◆ **Exercise data**:
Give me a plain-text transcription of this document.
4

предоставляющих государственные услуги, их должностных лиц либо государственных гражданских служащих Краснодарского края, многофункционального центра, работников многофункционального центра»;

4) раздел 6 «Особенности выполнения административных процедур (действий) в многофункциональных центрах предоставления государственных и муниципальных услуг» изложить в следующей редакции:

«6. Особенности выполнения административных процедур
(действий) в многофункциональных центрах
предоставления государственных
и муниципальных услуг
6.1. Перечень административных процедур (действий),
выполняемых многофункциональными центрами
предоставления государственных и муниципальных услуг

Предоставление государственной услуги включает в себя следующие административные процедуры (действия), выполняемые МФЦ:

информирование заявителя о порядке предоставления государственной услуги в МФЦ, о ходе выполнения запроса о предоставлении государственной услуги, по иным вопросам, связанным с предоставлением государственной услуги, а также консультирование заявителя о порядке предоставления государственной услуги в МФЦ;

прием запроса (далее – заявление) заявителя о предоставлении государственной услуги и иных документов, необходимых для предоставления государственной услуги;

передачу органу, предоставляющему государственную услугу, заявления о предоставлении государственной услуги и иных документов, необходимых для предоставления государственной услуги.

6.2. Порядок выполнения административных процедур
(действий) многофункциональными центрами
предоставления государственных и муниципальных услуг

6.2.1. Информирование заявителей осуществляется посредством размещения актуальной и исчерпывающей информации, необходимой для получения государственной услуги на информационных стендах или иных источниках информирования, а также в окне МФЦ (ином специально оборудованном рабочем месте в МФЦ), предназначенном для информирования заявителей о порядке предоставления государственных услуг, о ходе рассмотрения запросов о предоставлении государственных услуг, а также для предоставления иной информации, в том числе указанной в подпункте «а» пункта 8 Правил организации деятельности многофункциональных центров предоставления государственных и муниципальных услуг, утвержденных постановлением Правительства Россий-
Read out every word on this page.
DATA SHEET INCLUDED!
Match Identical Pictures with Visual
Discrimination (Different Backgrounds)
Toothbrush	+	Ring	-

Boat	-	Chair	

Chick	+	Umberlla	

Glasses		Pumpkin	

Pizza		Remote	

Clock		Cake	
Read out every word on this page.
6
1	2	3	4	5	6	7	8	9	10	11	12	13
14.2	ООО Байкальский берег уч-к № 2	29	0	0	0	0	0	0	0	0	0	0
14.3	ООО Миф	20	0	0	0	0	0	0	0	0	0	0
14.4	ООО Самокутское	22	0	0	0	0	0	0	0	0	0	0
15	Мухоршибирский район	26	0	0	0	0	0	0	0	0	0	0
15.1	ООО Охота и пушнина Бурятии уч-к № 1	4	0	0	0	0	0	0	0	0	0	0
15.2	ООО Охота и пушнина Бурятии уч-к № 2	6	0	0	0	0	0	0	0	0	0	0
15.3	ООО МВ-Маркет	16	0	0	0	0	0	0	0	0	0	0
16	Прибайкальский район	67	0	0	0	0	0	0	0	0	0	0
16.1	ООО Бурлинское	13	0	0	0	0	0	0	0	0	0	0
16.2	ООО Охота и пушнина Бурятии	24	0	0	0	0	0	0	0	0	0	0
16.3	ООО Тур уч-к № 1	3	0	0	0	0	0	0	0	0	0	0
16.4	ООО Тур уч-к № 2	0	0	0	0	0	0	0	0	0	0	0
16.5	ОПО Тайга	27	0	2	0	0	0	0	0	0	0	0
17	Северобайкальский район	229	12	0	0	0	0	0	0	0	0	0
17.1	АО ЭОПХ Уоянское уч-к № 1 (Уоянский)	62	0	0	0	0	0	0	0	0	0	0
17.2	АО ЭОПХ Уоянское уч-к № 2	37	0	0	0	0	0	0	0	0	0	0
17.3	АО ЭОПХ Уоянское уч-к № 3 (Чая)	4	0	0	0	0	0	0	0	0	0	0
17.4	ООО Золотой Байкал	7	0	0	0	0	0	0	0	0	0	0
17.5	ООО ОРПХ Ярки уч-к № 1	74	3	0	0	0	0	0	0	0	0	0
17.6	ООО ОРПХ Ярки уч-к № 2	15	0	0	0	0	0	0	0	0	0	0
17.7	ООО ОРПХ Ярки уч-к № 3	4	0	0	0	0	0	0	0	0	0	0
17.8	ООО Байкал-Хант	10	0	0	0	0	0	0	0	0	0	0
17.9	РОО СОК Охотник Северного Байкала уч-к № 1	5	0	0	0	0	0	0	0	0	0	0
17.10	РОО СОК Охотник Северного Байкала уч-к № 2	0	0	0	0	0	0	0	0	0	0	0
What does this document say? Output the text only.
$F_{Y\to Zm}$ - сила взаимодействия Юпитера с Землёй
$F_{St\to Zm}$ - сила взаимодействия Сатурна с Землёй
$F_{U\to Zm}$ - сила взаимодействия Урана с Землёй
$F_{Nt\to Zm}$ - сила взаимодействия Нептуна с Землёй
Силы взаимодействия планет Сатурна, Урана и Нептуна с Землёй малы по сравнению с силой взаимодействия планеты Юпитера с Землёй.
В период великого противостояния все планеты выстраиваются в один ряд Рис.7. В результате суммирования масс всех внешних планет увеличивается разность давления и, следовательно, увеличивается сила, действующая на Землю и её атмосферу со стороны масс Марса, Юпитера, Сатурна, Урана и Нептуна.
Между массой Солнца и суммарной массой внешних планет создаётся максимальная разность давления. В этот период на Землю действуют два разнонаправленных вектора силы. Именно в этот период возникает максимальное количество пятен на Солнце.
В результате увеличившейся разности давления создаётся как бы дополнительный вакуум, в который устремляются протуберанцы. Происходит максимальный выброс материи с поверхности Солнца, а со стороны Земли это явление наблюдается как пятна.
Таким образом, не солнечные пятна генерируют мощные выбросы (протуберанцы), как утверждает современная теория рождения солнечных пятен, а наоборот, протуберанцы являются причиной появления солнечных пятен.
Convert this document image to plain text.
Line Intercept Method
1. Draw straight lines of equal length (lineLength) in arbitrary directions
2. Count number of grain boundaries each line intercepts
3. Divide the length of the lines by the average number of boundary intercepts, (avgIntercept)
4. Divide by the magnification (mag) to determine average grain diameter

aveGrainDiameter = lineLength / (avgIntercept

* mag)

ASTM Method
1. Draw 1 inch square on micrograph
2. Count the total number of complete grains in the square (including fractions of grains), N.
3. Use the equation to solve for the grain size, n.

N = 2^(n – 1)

◆ **The task**: Scan the lines for the string "пятен". Pick out every line that has it.

◆ **Result for this task**:
Между массой Солнца и суммарной массой внешних планет создаётся максимальная разность давления. В этот период на Землю действуют два разнонаправленных вектора силы. Именно в этот период возникает максимальное количество пятен на Солнце.
Таким образом, не солнечные пятна генерируют мощные выбросы (протуберанцы), как утверждает современная теория рождения солнечных пятен, а наоборот, протуберанцы являются причиной появления солнечных пятен.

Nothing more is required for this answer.